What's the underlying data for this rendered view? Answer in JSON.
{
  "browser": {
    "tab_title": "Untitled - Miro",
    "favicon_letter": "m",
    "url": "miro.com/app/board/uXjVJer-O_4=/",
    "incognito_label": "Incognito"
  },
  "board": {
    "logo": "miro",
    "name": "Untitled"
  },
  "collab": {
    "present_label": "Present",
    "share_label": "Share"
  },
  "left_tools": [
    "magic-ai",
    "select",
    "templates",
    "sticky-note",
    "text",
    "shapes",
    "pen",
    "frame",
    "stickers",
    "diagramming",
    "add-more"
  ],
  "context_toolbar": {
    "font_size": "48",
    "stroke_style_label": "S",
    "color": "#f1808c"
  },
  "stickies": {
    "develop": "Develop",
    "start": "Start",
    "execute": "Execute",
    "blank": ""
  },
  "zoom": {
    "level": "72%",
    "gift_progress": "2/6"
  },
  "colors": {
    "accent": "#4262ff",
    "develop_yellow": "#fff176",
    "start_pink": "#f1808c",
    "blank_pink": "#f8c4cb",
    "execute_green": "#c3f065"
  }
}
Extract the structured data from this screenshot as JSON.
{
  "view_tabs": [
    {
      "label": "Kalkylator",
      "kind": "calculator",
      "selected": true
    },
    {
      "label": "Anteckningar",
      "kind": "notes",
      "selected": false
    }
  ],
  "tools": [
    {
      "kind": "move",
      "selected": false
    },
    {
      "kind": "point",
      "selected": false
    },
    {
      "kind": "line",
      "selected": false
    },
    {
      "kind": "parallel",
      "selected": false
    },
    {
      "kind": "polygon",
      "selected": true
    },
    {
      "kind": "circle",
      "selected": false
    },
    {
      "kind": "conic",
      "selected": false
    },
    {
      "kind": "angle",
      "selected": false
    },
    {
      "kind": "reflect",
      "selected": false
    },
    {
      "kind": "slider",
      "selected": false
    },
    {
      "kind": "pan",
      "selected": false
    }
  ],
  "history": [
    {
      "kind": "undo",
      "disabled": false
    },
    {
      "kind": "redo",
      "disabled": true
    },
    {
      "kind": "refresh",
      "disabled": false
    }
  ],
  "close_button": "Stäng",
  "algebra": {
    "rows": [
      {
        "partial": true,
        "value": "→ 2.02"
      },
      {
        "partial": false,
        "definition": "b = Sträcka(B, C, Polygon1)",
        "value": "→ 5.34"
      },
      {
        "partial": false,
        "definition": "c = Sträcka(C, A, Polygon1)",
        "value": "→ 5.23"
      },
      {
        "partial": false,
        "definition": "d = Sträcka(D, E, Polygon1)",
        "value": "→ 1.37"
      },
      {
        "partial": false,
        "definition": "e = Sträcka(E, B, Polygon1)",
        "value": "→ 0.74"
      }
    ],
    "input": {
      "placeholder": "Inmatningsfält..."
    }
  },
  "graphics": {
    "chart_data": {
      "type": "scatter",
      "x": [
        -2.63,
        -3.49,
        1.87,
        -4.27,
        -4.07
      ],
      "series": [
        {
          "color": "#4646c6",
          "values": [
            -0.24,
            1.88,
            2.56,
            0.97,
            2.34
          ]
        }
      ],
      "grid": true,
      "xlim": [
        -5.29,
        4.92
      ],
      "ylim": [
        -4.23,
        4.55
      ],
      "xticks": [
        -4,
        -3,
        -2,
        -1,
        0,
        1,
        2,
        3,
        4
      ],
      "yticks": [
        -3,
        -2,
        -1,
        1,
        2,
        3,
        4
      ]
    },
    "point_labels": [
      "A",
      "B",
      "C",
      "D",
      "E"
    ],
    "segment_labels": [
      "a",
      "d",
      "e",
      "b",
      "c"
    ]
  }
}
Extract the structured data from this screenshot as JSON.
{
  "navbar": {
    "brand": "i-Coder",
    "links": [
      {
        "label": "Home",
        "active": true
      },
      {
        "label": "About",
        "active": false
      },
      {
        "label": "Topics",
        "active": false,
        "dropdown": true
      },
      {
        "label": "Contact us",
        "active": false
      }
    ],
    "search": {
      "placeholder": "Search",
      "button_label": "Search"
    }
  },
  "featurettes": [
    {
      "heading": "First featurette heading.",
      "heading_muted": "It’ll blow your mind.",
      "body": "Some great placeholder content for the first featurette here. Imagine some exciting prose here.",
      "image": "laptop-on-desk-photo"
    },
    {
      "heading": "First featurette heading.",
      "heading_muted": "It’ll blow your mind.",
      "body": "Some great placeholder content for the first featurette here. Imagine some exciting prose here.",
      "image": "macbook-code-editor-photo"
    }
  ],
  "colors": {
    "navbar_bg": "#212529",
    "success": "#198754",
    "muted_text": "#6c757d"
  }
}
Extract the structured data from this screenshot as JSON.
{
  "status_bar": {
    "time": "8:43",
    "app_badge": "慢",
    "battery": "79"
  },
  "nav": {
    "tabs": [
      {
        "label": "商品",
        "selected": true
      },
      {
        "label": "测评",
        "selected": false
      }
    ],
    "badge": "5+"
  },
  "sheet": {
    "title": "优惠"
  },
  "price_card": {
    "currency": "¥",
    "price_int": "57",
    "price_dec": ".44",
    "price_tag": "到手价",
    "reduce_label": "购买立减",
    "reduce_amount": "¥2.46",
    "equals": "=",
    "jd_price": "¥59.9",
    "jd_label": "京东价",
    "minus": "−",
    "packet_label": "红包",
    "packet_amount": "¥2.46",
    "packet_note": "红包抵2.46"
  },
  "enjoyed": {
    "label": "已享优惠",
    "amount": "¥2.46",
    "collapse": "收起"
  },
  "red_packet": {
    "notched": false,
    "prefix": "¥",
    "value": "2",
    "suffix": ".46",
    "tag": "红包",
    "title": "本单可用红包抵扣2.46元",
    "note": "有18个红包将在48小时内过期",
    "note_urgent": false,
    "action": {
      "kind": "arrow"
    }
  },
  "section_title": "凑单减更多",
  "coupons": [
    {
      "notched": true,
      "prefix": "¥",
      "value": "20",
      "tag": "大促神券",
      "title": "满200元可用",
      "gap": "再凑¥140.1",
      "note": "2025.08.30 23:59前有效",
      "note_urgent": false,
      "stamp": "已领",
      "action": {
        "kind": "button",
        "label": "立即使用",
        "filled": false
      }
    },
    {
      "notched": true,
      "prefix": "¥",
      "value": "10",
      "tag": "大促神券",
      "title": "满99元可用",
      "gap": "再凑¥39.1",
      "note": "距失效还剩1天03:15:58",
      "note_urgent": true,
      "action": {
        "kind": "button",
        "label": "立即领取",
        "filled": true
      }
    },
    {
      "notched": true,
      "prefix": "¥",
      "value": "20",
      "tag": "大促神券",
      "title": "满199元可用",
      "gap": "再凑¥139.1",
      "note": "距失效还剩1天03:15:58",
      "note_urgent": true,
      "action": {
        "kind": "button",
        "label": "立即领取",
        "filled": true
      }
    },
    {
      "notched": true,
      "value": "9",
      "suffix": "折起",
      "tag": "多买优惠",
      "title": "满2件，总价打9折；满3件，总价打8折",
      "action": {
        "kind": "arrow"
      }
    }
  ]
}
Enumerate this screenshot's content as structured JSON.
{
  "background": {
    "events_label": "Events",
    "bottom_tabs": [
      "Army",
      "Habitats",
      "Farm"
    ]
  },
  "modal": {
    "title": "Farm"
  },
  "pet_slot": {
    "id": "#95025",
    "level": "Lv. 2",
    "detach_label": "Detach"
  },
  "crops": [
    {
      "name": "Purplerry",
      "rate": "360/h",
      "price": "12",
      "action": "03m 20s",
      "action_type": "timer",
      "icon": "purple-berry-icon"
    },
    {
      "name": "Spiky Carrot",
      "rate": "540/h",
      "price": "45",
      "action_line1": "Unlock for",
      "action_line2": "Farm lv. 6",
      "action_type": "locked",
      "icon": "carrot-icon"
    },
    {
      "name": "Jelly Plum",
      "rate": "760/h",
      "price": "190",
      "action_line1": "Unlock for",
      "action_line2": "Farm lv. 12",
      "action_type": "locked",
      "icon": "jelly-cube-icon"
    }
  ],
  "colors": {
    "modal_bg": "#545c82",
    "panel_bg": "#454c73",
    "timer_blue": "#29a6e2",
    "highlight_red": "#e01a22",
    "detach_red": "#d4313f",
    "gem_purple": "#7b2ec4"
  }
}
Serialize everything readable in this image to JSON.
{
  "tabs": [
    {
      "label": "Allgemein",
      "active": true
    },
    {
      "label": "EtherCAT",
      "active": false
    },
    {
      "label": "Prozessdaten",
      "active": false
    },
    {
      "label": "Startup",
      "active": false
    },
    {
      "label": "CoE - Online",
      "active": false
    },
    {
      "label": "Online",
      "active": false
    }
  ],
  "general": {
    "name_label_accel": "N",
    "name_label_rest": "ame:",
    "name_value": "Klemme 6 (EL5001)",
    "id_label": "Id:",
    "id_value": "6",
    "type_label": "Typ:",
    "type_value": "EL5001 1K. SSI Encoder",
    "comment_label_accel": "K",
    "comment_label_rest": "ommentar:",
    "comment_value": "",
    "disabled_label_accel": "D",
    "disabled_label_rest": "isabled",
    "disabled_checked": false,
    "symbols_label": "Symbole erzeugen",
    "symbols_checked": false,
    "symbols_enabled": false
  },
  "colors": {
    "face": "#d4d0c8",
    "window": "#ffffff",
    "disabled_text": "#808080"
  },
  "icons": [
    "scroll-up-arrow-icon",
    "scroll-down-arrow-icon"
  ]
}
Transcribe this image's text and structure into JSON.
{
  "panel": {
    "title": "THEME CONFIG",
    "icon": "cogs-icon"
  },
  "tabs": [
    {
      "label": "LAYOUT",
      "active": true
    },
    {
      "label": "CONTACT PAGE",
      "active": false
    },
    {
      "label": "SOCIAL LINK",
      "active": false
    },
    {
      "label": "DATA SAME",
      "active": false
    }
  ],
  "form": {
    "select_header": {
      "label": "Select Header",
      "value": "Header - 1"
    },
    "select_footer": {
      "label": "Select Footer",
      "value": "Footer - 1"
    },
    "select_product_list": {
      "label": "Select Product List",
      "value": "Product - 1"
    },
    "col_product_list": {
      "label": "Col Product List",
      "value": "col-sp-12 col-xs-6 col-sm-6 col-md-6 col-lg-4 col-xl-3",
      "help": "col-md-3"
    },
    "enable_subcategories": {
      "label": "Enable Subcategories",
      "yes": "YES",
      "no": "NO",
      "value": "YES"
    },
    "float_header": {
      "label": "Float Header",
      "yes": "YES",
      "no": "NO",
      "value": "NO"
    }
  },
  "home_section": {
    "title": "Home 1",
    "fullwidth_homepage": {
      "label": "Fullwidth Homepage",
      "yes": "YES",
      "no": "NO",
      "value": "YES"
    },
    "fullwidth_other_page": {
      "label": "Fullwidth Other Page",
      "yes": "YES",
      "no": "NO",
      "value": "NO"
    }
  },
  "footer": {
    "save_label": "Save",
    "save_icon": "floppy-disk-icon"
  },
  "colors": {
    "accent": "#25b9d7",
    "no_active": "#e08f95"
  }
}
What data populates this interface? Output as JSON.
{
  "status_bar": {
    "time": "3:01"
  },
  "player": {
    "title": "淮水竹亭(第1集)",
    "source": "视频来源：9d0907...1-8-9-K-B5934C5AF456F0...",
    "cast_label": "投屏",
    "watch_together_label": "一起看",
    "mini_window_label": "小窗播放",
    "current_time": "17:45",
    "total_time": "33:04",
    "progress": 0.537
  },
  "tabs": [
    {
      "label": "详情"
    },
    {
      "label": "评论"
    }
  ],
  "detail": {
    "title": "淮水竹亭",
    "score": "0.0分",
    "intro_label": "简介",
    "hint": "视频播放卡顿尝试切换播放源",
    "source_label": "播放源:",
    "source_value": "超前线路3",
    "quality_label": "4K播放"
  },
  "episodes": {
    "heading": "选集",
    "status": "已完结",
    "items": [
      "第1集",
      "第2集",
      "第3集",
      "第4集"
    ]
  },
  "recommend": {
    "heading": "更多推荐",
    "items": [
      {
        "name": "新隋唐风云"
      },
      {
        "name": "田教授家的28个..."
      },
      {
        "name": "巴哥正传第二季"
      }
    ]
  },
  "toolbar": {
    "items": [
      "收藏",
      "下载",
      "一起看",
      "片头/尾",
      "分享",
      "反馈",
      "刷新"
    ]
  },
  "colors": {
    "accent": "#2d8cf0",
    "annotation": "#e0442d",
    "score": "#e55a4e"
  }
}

* **EXERCISE GOAL**
Using the listing above, show each line holding the string "arrow".

* **TASK RESULT**
      "kind": "arrow"
        "kind": "arrow"
    "scroll-up-arrow-icon",
    "scroll-down-arrow-icon"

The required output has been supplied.